» **AIM OF THE TASK**: Retype all of the data. Every line must match exactly.

--- START OF PROVIDED ENTRIES ---

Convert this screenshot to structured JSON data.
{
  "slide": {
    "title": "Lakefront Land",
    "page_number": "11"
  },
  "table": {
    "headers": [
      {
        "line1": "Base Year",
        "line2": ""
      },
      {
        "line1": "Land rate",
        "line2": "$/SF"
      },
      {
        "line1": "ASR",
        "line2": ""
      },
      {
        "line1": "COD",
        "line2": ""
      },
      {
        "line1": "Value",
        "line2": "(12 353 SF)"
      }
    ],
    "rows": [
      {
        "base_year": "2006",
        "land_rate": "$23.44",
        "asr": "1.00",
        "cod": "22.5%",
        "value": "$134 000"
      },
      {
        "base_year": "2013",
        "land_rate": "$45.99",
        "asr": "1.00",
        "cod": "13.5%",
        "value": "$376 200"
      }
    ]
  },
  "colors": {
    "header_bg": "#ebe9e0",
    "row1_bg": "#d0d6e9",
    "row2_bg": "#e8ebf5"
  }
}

--- END OF PROVIDED ENTRIES ---

» **RESPONSE TO THIS TASK**:
Convert this screenshot to structured JSON data.
{
  "slide": {
    "title": "Lakefront Land",
    "page_number": "11"
  },
  "table": {
    "headers": [
      {
        "line1": "Base Year",
        "line2": ""
      },
      {
        "line1": "Land rate",
        "line2": "$/SF"
      },
      {
        "line1": "ASR",
        "line2": ""
      },
      {
        "line1": "COD",
        "line2": ""
      },
      {
        "line1": "Value",
        "line2": "(12 353 SF)"
      }
    ],
    "rows": [
      {
        "base_year": "2006",
        "land_rate": "$23.44",
        "asr": "1.00",
        "cod": "22.5%",
        "value": "$134 000"
      },
      {
        "base_year": "2013",
        "land_rate": "$45.99",
        "asr": "1.00",
        "cod": "13.5%",
        "value": "$376 200"
      }
    ]
  },
  "colors": {
    "header_bg": "#ebe9e0",
    "row1_bg": "#d0d6e9",
    "row2_bg": "#e8ebf5"
  }
}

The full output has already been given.